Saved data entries
━━━━━━━━━━━━━━━━
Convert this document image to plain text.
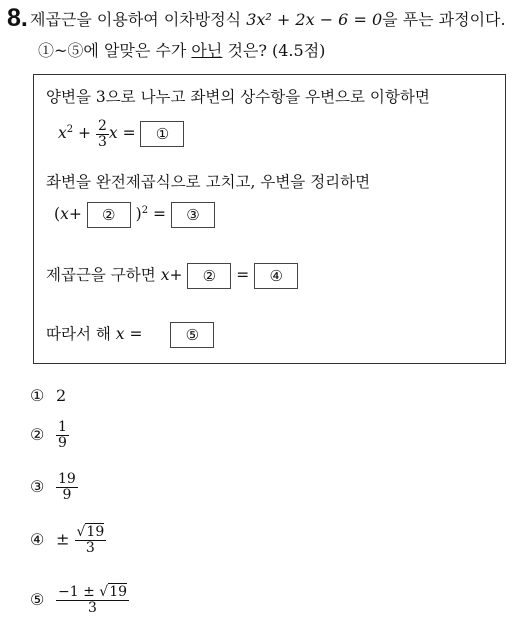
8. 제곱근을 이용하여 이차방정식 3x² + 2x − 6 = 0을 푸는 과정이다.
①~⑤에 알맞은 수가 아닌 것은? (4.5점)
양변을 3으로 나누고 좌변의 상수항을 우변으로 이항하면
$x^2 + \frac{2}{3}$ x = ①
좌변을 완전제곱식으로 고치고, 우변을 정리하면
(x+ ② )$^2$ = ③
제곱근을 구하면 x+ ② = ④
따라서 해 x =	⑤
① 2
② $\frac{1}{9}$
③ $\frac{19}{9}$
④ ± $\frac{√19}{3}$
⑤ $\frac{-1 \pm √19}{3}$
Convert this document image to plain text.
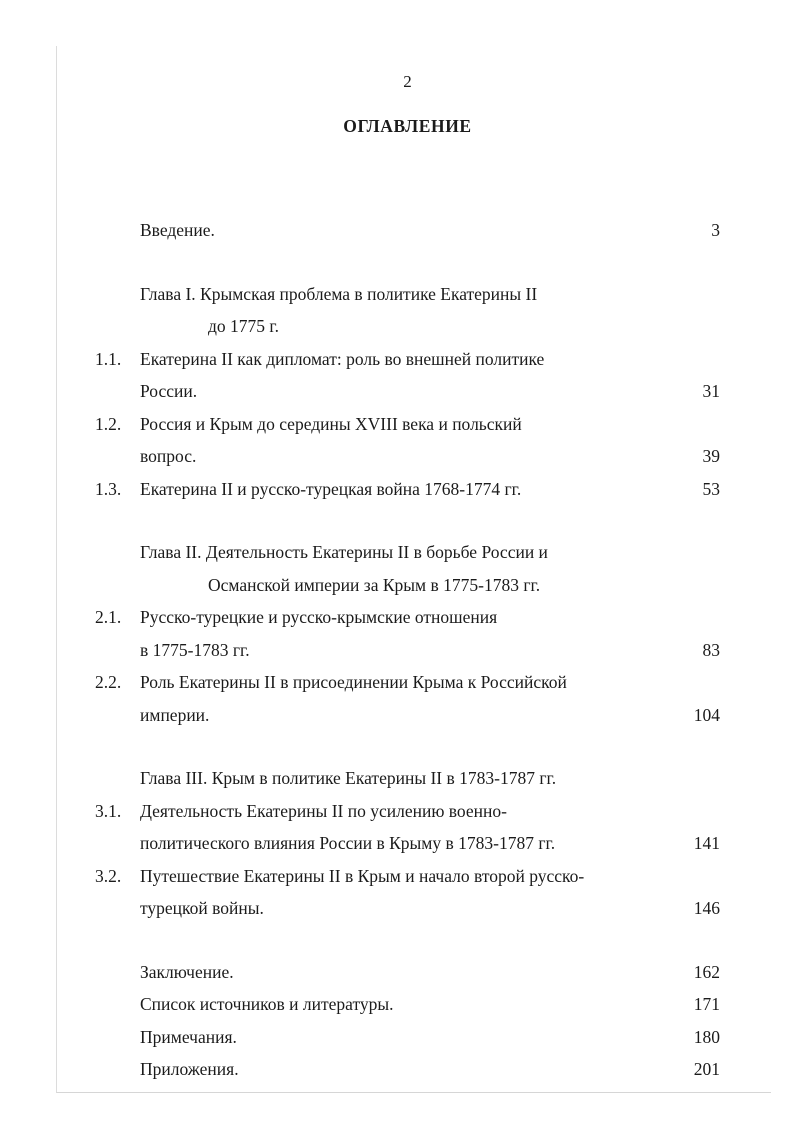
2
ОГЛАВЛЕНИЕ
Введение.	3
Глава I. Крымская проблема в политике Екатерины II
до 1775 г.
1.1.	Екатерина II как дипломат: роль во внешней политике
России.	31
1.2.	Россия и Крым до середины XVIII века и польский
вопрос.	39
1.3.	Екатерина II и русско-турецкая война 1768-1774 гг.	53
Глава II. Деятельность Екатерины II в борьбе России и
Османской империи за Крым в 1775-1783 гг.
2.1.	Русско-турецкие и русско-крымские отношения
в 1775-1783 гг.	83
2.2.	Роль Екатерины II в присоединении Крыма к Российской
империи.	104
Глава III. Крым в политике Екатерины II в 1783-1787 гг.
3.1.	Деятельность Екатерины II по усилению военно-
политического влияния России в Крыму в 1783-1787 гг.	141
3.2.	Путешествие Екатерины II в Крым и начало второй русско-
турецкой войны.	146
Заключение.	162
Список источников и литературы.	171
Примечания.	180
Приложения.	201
━━━━━━━━━━━━━━━━
Copy out all of the data word for word. Do not carry over any picture.

Convert this document image to plain text.
8. 제곱근을 이용하여 이차방정식 3x² + 2x − 6 = 0을 푸는 과정이다.
①~⑤에 알맞은 수가 아닌 것은? (4.5점)
양변을 3으로 나누고 좌변의 상수항을 우변으로 이항하면
$x^2 + \frac{2}{3}$ x = ①
좌변을 완전제곱식으로 고치고, 우변을 정리하면
(x+ ② )$^2$ = ③
제곱근을 구하면 x+ ② = ④
따라서 해 x =	⑤
① 2
② $\frac{1}{9}$
③ $\frac{19}{9}$
④ ± $\frac{√19}{3}$
⑤ $\frac{-1 \pm √19}{3}$
Convert this document image to plain text.
2
ОГЛАВЛЕНИЕ
Введение.	3
Глава I. Крымская проблема в политике Екатерины II
до 1775 г.
1.1.	Екатерина II как дипломат: роль во внешней политике
России.	31
1.2.	Россия и Крым до середины XVIII века и польский
вопрос.	39
1.3.	Екатерина II и русско-турецкая война 1768-1774 гг.	53
Глава II. Деятельность Екатерины II в борьбе России и
Османской империи за Крым в 1775-1783 гг.
2.1.	Русско-турецкие и русско-крымские отношения
в 1775-1783 гг.	83
2.2.	Роль Екатерины II в присоединении Крыма к Российской
империи.	104
Глава III. Крым в политике Екатерины II в 1783-1787 гг.
3.1.	Деятельность Екатерины II по усилению военно-
политического влияния России в Крыму в 1783-1787 гг.	141
3.2.	Путешествие Екатерины II в Крым и начало второй русско-
турецкой войны.	146
Заключение.	162
Список источников и литературы.	171
Примечания.	180
Приложения.	201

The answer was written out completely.